Short exercise » Look through the data below. Pick out the lines holding the string "healthcare".

## START Excerpted records

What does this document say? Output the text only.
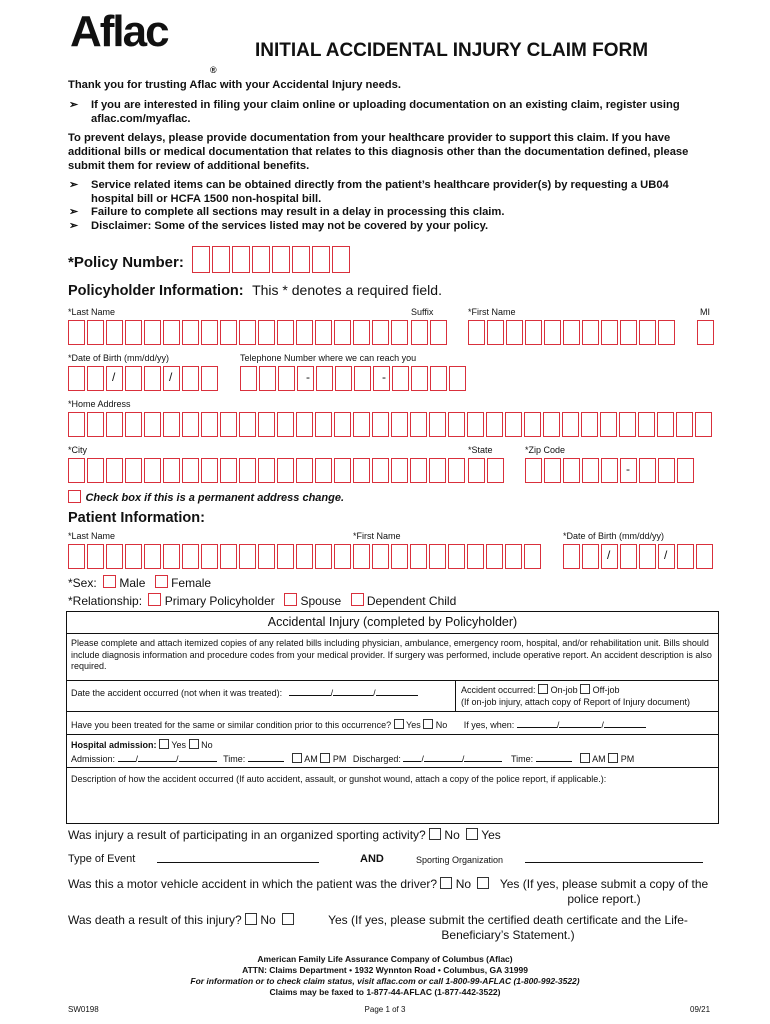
Aflac
®
INITIAL ACCIDENTAL INJURY CLAIM FORM
Thank you for trusting Aflac with your Accidental Injury needs.
➢ If you are interested in filing your claim online or uploading documentation on an existing claim, register using aflac.com/myaflac.
To prevent delays, please provide documentation from your healthcare provider to support this claim. If you have additional bills or medical documentation that relates to this diagnosis other than the documentation defined, please submit them for review of additional benefits.
➢ Service related items can be obtained directly from the patient’s healthcare provider(s) by requesting a UB04 hospital bill or HCFA 1500 non-hospital bill.
➢ Failure to complete all sections may result in a delay in processing this claim.
➢ Disclaimer: Some of the services listed may not be covered by your policy.
*Policy Number:
Policyholder Information: This * denotes a required field.
*Last Name	Suffix	*First Name	MI
*Date of Birth (mm/dd/yy)	Telephone Number where we can reach you
/	/	-	-
*Home Address
*City	*State	*Zip Code
-
Check box if this is a permanent address change.
Patient Information:
*Last Name	*First Name	*Date of Birth (mm/dd/yy)
/	/
*Sex: Male Female
*Relationship: Primary Policyholder Spouse Dependent Child
Accidental Injury (completed by Policyholder)
Please complete and attach itemized copies of any related bills including physician, ambulance, emergency room, hospital, and/or rehabilitation unit. Bills should include diagnosis information and procedure codes from your medical provider. If surgery was performed, include operative report. An accident description is also required.
Date the accident occurred (not when it was treated):	/	/	Accident occurred: On-job Off-job
(If on-job injury, attach copy of Report of Injury document)
Have you been treated for the same or similar condition prior to this occurrence? Yes No If yes, when:	/	/
Hospital admission: Yes No
Admission: /	/	Time:	AM PM Discharged: /	/	Time:	AM PM
Description of how the accident occurred (If auto accident, assault, or gunshot wound, attach a copy of the police report, if applicable.):
Was injury a result of participating in an organized sporting activity? No Yes
Type of Event	AND	Sporting Organization
Was this a motor vehicle accident in which the patient was the driver? No	Yes (If yes, please submit a copy of the police report.)
Was death a result of this injury? No	Yes (If yes, please submit the certified death certificate and the Life-Beneficiary’s Statement.)
American Family Life Assurance Company of Columbus (Aflac)
ATTN: Claims Department • 1932 Wynnton Road • Columbus, GA 31999
For information or to check claim status, visit aflac.com or call 1-800-99-AFLAC (1-800-992-3522)
Claims may be faxed to 1-877-44-AFLAC (1-877-442-3522)
SW0198	Page 1 of 3	09/21
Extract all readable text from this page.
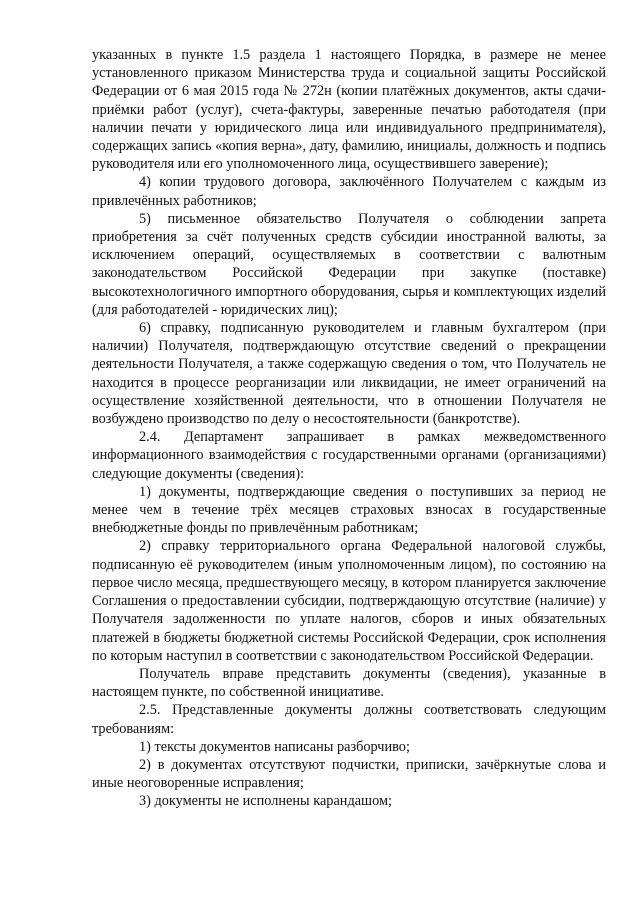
указанных в пункте 1.5 раздела 1 настоящего Порядка, в размере не менее установленного приказом Министерства труда и социальной защиты Российской Федерации от 6 мая 2015 года № 272н (копии платёжных документов, акты сдачи-приёмки работ (услуг), счета-фактуры, заверенные печатью работодателя (при наличии печати у юридического лица или индивидуального предпринимателя), содержащих запись «копия верна», дату, фамилию, инициалы, должность и подпись руководителя или его уполномоченного лица, осуществившего заверение);

4) копии трудового договора, заключённого Получателем с каждым из привлечённых работников;

5) письменное обязательство Получателя о соблюдении запрета приобретения за счёт полученных средств субсидии иностранной валюты, за исключением операций, осуществляемых в соответствии с валютным законодательством Российской Федерации при закупке (поставке) высокотехнологичного импортного оборудования, сырья и комплектующих изделий (для работодателей - юридических лиц);

6) справку, подписанную руководителем и главным бухгалтером (при наличии) Получателя, подтверждающую отсутствие сведений о прекращении деятельности Получателя, а также содержащую сведения о том, что Получатель не находится в процессе реорганизации или ликвидации, не имеет ограничений на осуществление хозяйственной деятельности, что в отношении Получателя не возбуждено производство по делу о несостоятельности (банкротстве).

2.4. Департамент запрашивает в рамках межведомственного информационного взаимодействия с государственными органами (организациями) следующие документы (сведения):

1) документы, подтверждающие сведения о поступивших за период не менее чем в течение трёх месяцев страховых взносах в государственные внебюджетные фонды по привлечённым работникам;

2) справку территориального органа Федеральной налоговой службы, подписанную её руководителем (иным уполномоченным лицом), по состоянию на первое число месяца, предшествующего месяцу, в котором планируется заключение Соглашения о предоставлении субсидии, подтверждающую отсутствие (наличие) у Получателя задолженности по уплате налогов, сборов и иных обязательных платежей в бюджеты бюджетной системы Российской Федерации, срок исполнения по которым наступил в соответствии с законодательством Российской Федерации.

Получатель вправе представить документы (сведения), указанные в настоящем пункте, по собственной инициативе.

2.5. Представленные документы должны соответствовать следующим требованиям:

1) тексты документов написаны разборчиво;

2) в документах отсутствуют подчистки, приписки, зачёркнутые слова и иные неоговоренные исправления;

3) документы не исполнены карандашом;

## END Excerpted records

Solution »
To prevent delays, please provide documentation from your healthcare provider to support this claim. If you have additional bills or medical documentation that relates to this diagnosis other than the documentation defined, please submit them for review of additional benefits.
➢ Service related items can be obtained directly from the patient’s healthcare provider(s) by requesting a UB04 hospital bill or HCFA 1500 non-hospital bill.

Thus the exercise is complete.